[A block of data]
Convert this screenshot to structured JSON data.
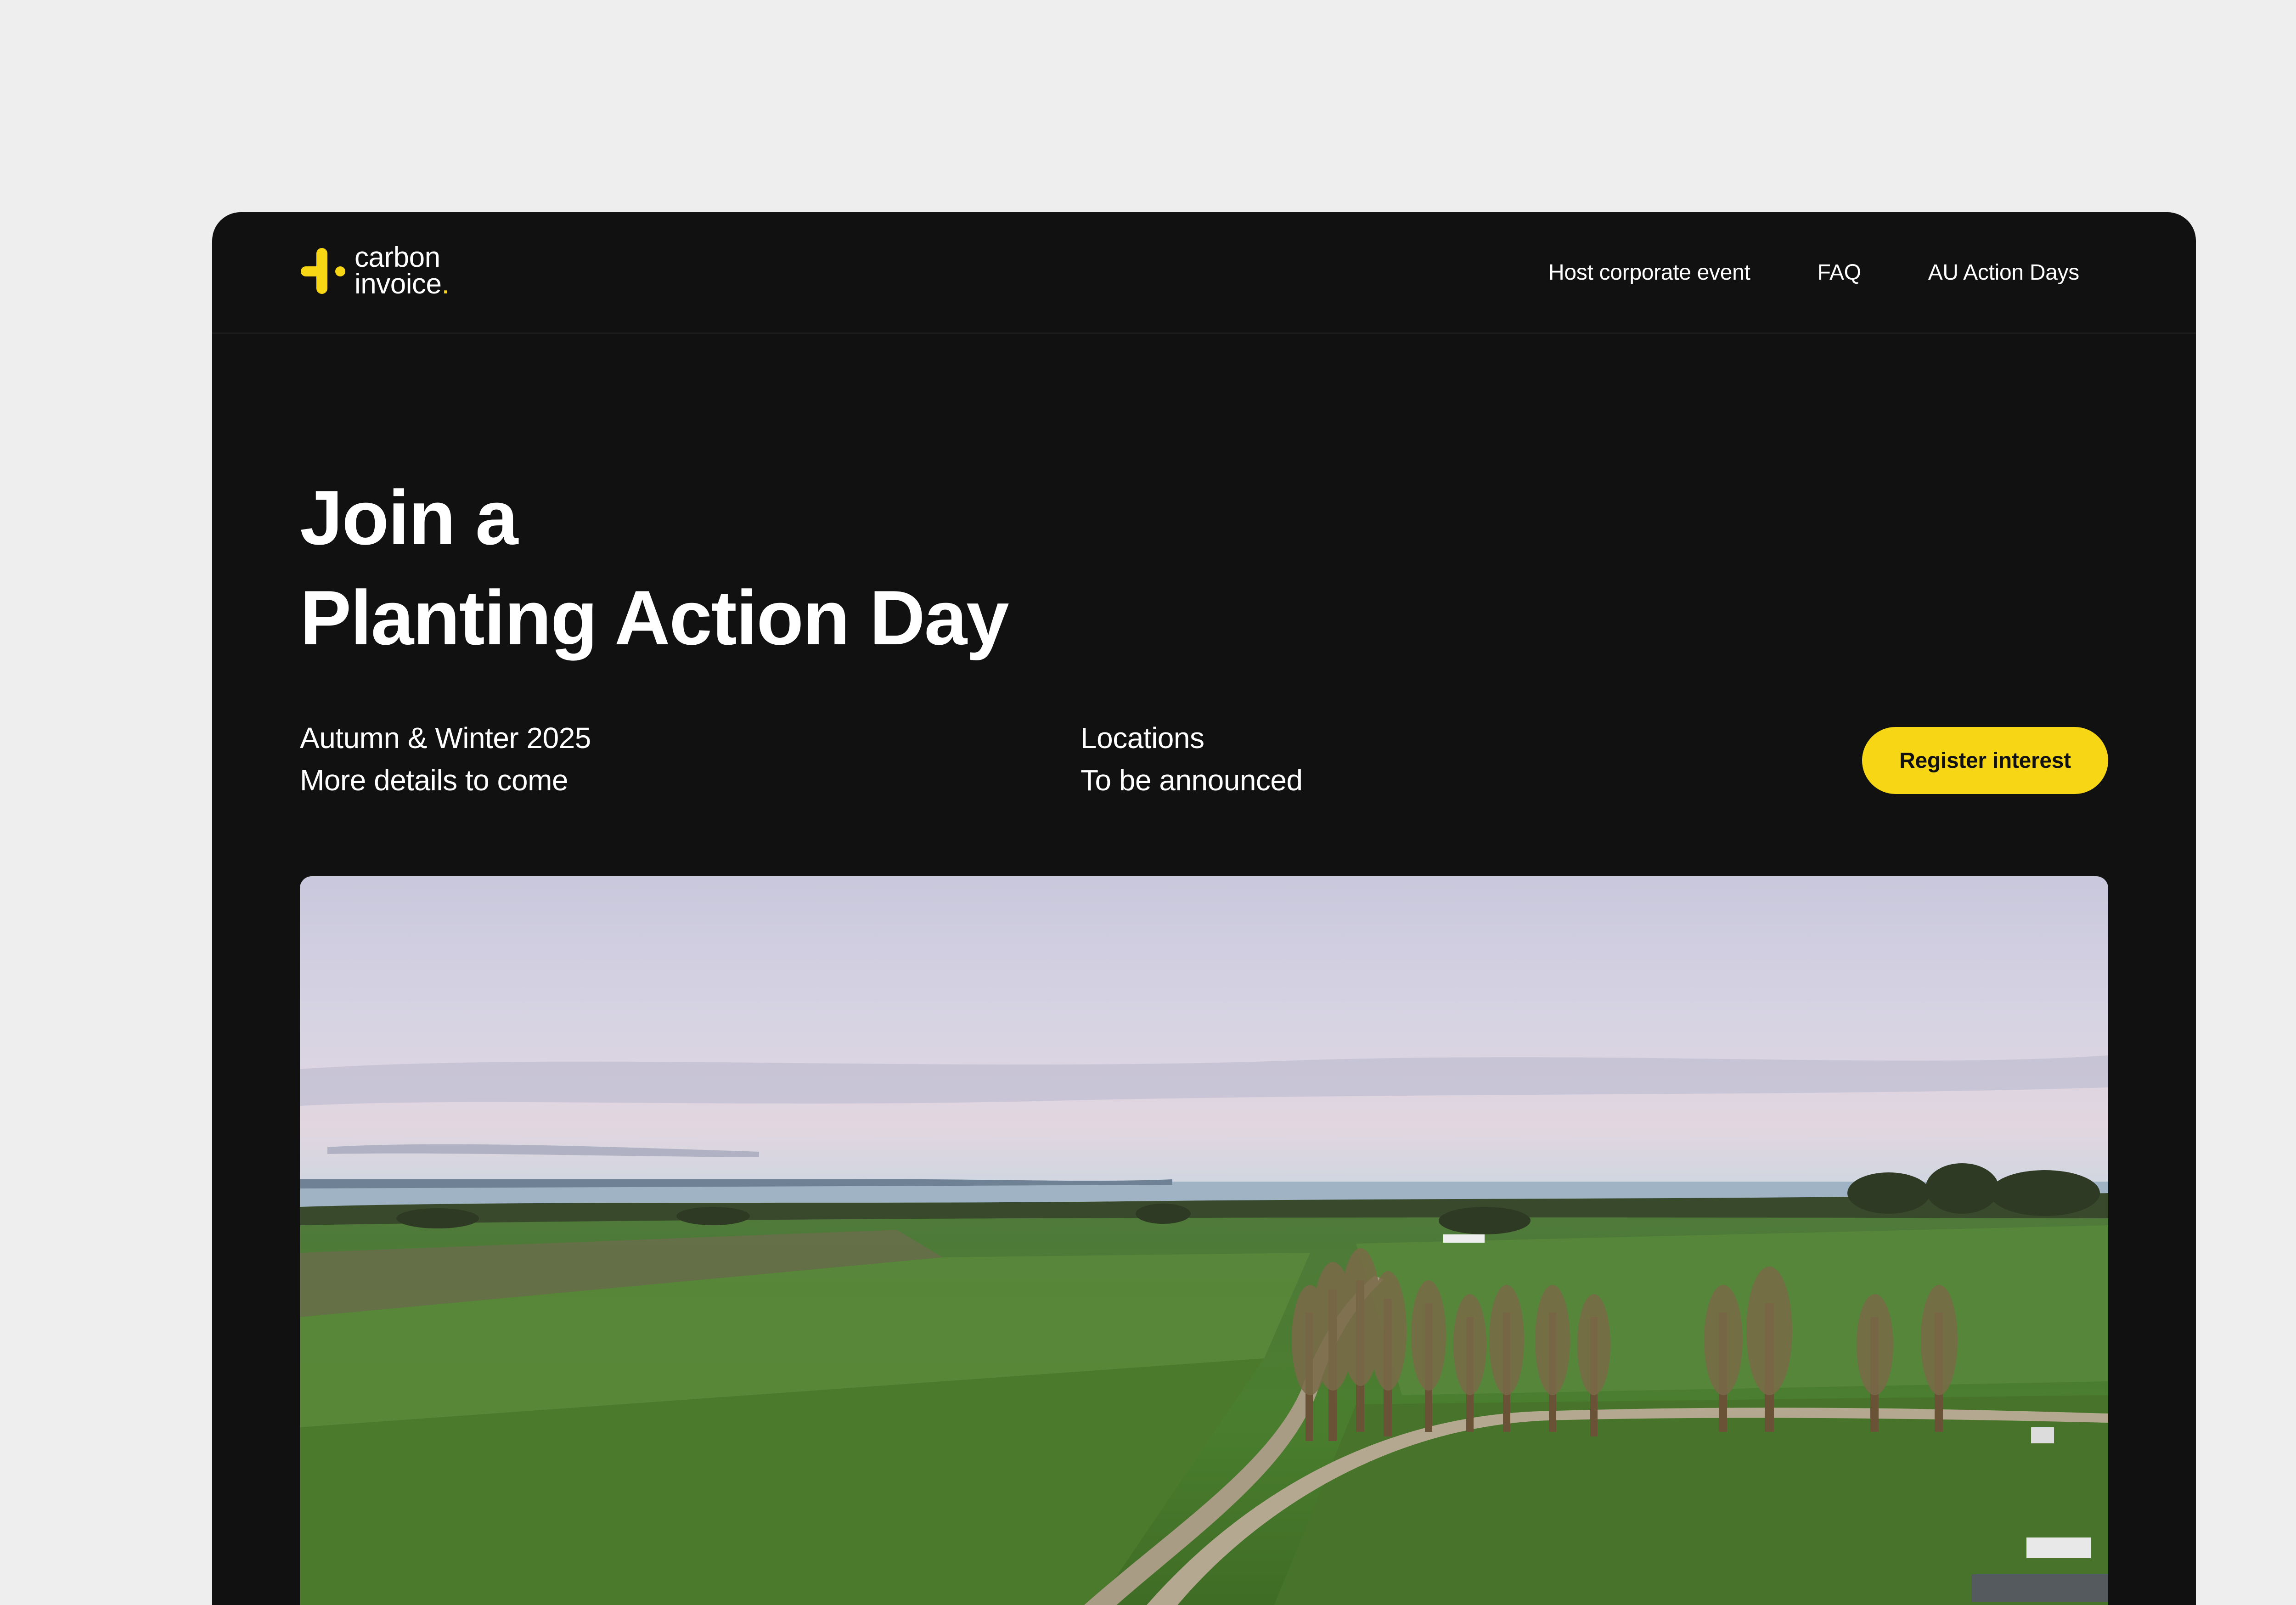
{
  "brand": {
    "line1": "carbon",
    "line2": "invoice",
    "dot": ".",
    "accent_color": "#f7d715",
    "icon": "plus-logo-icon"
  },
  "nav": {
    "links": [
      {
        "label": "Host corporate event"
      },
      {
        "label": "FAQ"
      },
      {
        "label": "AU Action Days"
      }
    ]
  },
  "hero": {
    "title_line1": "Join a",
    "title_line2": "Planting Action Day",
    "dates_line1": "Autumn & Winter 2025",
    "dates_line2": "More details to come",
    "locations_line1": "Locations",
    "locations_line2": "To be announced",
    "register_label": "Register interest",
    "image_subject": "aerial-farmland-photo"
  },
  "colors": {
    "background": "#111112",
    "page": "#eeeeee",
    "button": "#f7d715"
  }
}
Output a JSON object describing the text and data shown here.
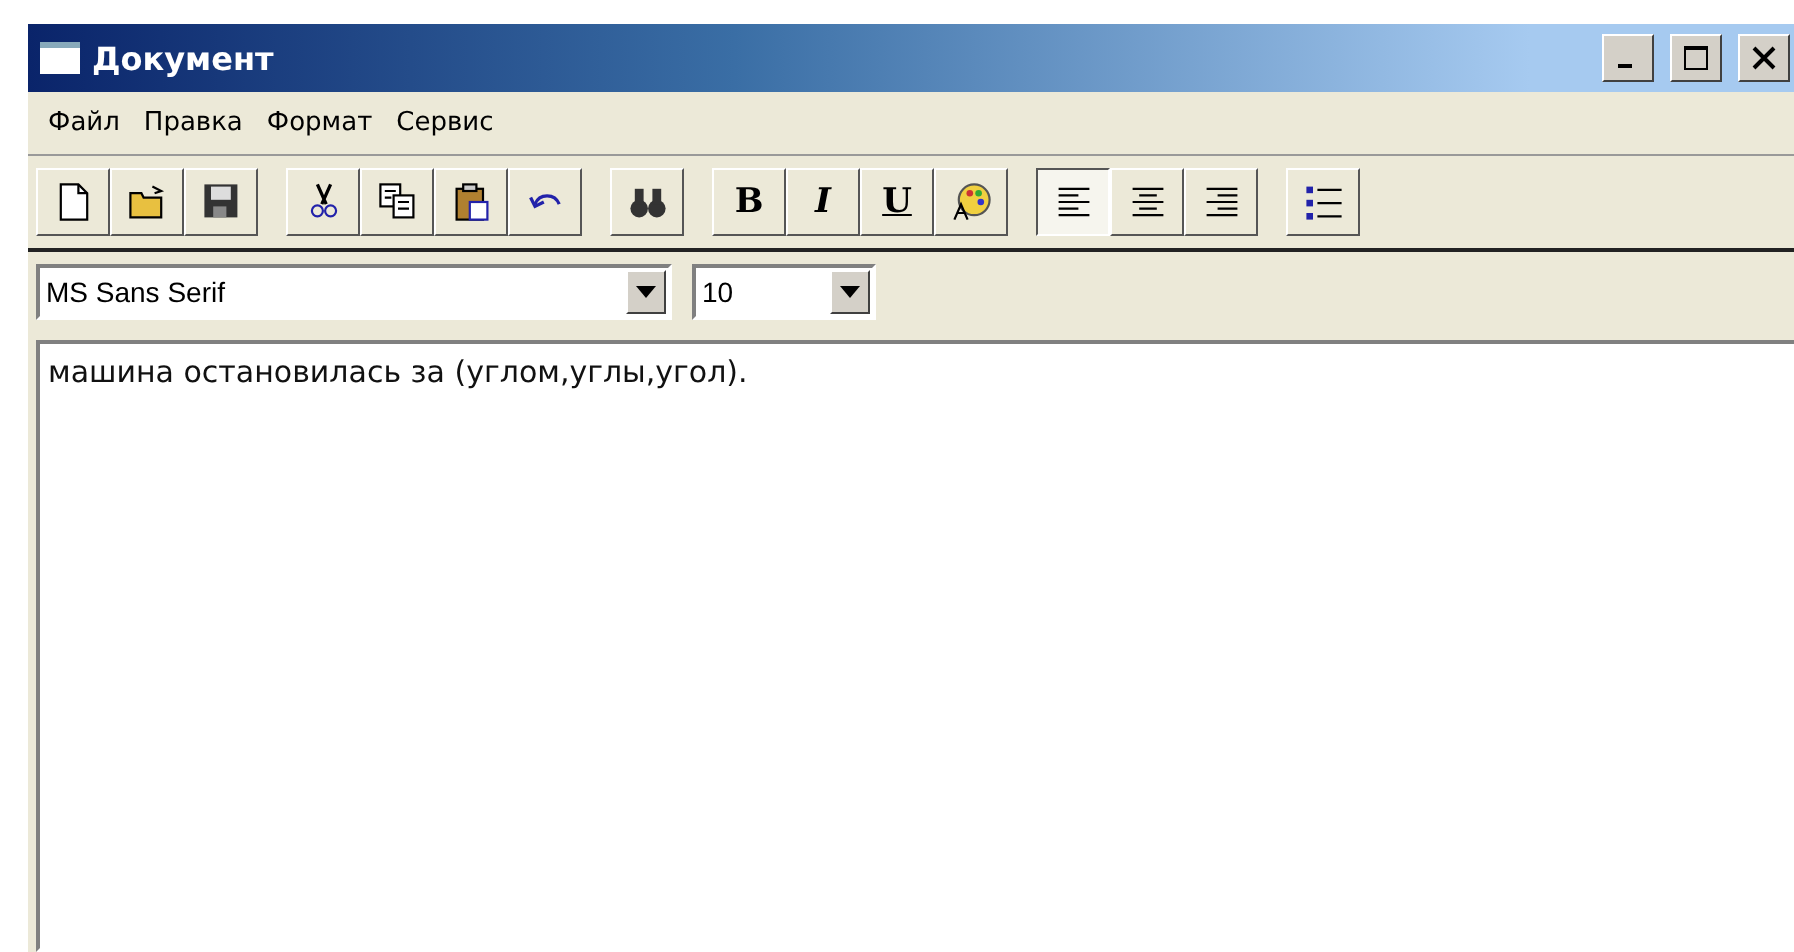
{
  "window": {
    "title": "Документ"
  },
  "menu": [
    {
      "label": "Файл"
    },
    {
      "label": "Правка"
    },
    {
      "label": "Формат"
    },
    {
      "label": "Сервис"
    }
  ],
  "toolbar": [
    {
      "kind": "new",
      "pressed": false
    },
    {
      "kind": "open",
      "pressed": false
    },
    {
      "kind": "save",
      "pressed": false
    },
    {
      "kind": "sep"
    },
    {
      "kind": "cut",
      "pressed": false
    },
    {
      "kind": "copy",
      "pressed": false
    },
    {
      "kind": "paste",
      "pressed": false
    },
    {
      "kind": "undo",
      "pressed": false
    },
    {
      "kind": "sep"
    },
    {
      "kind": "find",
      "pressed": false
    },
    {
      "kind": "sep"
    },
    {
      "kind": "bold",
      "label": "B",
      "pressed": false
    },
    {
      "kind": "italic",
      "label": "I",
      "pressed": false
    },
    {
      "kind": "underline",
      "label": "U",
      "pressed": false
    },
    {
      "kind": "color",
      "pressed": false
    },
    {
      "kind": "sep"
    },
    {
      "kind": "left",
      "pressed": true
    },
    {
      "kind": "center",
      "pressed": false
    },
    {
      "kind": "right",
      "pressed": false
    },
    {
      "kind": "sep"
    },
    {
      "kind": "bullets",
      "pressed": false
    }
  ],
  "font": {
    "name": "MS Sans Serif",
    "size": "10"
  },
  "document": {
    "text": "машина остановилась за (углом,углы,угол)."
  }
}
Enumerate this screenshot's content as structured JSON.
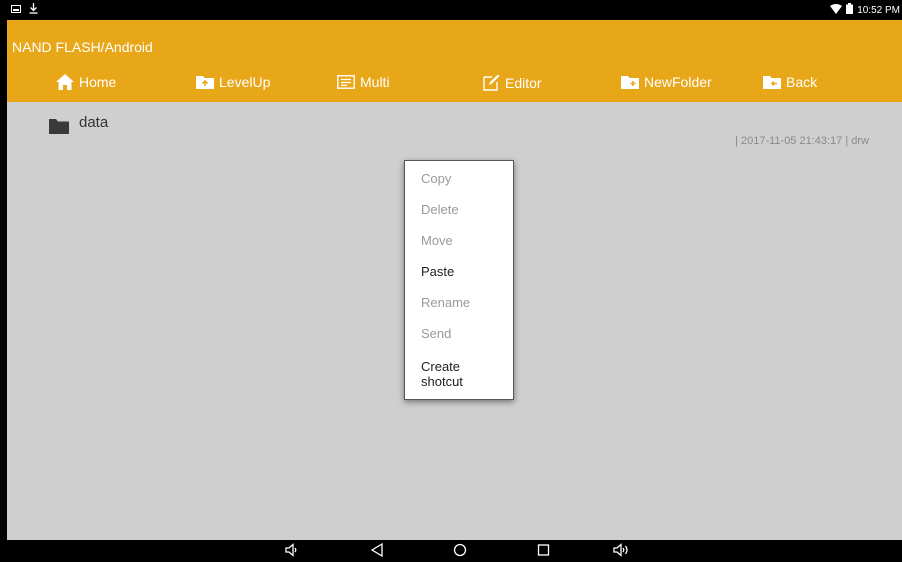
{
  "status_bar": {
    "time": "10:52 PM",
    "left_icons": [
      "screenshot-icon",
      "download-icon"
    ],
    "right_icons": [
      "wifi-icon",
      "battery-icon"
    ]
  },
  "app": {
    "path": "NAND FLASH/Android",
    "toolbar": [
      {
        "id": "home",
        "label": "Home",
        "icon": "home-icon"
      },
      {
        "id": "levelup",
        "label": "LevelUp",
        "icon": "folder-up-icon"
      },
      {
        "id": "multi",
        "label": "Multi",
        "icon": "multi-select-icon"
      },
      {
        "id": "editor",
        "label": "Editor",
        "icon": "edit-icon"
      },
      {
        "id": "newfolder",
        "label": "NewFolder",
        "icon": "new-folder-icon"
      },
      {
        "id": "back",
        "label": "Back",
        "icon": "folder-back-icon"
      }
    ]
  },
  "files": [
    {
      "name": "data",
      "meta": "| 2017-11-05 21:43:17 | drw",
      "icon": "folder-icon"
    }
  ],
  "context_menu": {
    "items": [
      {
        "label": "Copy",
        "enabled": false
      },
      {
        "label": "Delete",
        "enabled": false
      },
      {
        "label": "Move",
        "enabled": false
      },
      {
        "label": "Paste",
        "enabled": true
      },
      {
        "label": "Rename",
        "enabled": false
      },
      {
        "label": "Send",
        "enabled": false
      },
      {
        "label": "Create\nshotcut",
        "label_line1": "Create",
        "label_line2": "shotcut",
        "enabled": true
      }
    ]
  },
  "nav_bar": {
    "buttons": [
      "volume-down-icon",
      "back-icon",
      "home-circle-icon",
      "recents-icon",
      "volume-up-icon"
    ]
  },
  "colors": {
    "appbar": "#e8a619",
    "content_dimmed": "#cfcfcf"
  }
}
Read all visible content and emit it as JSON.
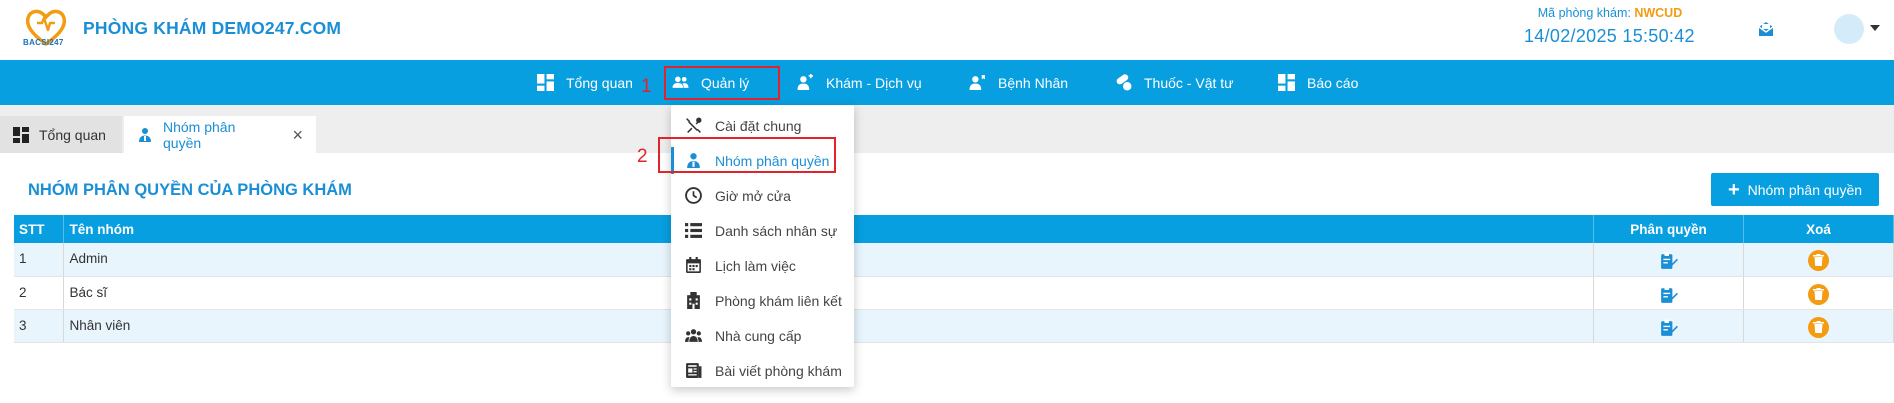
{
  "header": {
    "logo_text": "BACSI247",
    "clinic_name": "PHÒNG KHÁM DEMO247.COM",
    "clinic_code_label": "Mã phòng khám:",
    "clinic_code": "NWCUD",
    "datetime": "14/02/2025 15:50:42"
  },
  "nav": {
    "items": [
      {
        "label": "Tổng quan",
        "icon": "dashboard-icon"
      },
      {
        "label": "Quản lý",
        "icon": "users-icon"
      },
      {
        "label": "Khám - Dịch vụ",
        "icon": "medical-service-icon"
      },
      {
        "label": "Bệnh Nhân",
        "icon": "patient-icon"
      },
      {
        "label": "Thuốc - Vật tư",
        "icon": "pills-icon"
      },
      {
        "label": "Báo cáo",
        "icon": "report-icon"
      }
    ],
    "active": "Quản lý"
  },
  "annotations": {
    "step1": "1",
    "step2": "2"
  },
  "tabs": [
    {
      "label": "Tổng quan",
      "icon": "dashboard-icon"
    },
    {
      "label": "Nhóm phân quyền",
      "icon": "user-role-icon"
    }
  ],
  "dropdown": {
    "items": [
      {
        "label": "Cài đặt chung",
        "icon": "tools-icon"
      },
      {
        "label": "Nhóm phân quyền",
        "icon": "user-role-icon"
      },
      {
        "label": "Giờ mở cửa",
        "icon": "clock-icon"
      },
      {
        "label": "Danh sách nhân sự",
        "icon": "list-icon"
      },
      {
        "label": "Lịch làm việc",
        "icon": "calendar-icon"
      },
      {
        "label": "Phòng khám liên kết",
        "icon": "building-icon"
      },
      {
        "label": "Nhà cung cấp",
        "icon": "supplier-icon"
      },
      {
        "label": "Bài viết phòng khám",
        "icon": "article-icon"
      }
    ],
    "active": "Nhóm phân quyền"
  },
  "main": {
    "title": "NHÓM PHÂN QUYỀN CỦA PHÒNG KHÁM",
    "add_button": "Nhóm phân quyền",
    "table": {
      "headers": {
        "stt": "STT",
        "name": "Tên nhóm",
        "permission": "Phân quyền",
        "delete": "Xoá"
      },
      "rows": [
        {
          "stt": "1",
          "name": "Admin"
        },
        {
          "stt": "2",
          "name": "Bác sĩ"
        },
        {
          "stt": "3",
          "name": "Nhân viên"
        }
      ]
    }
  },
  "colors": {
    "primary": "#079fe0",
    "title_blue": "#1a8fd6",
    "accent_orange": "#f39c12",
    "highlight_red": "#e0242b",
    "row_stripe": "#e8f5fc"
  }
}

» WHAT THIS TASK INVOLVES
Reply with nothing but a number: how many lines of the entries above contain the string "screenshot"?

» SOLUTION FOR THIS EXERCISE
3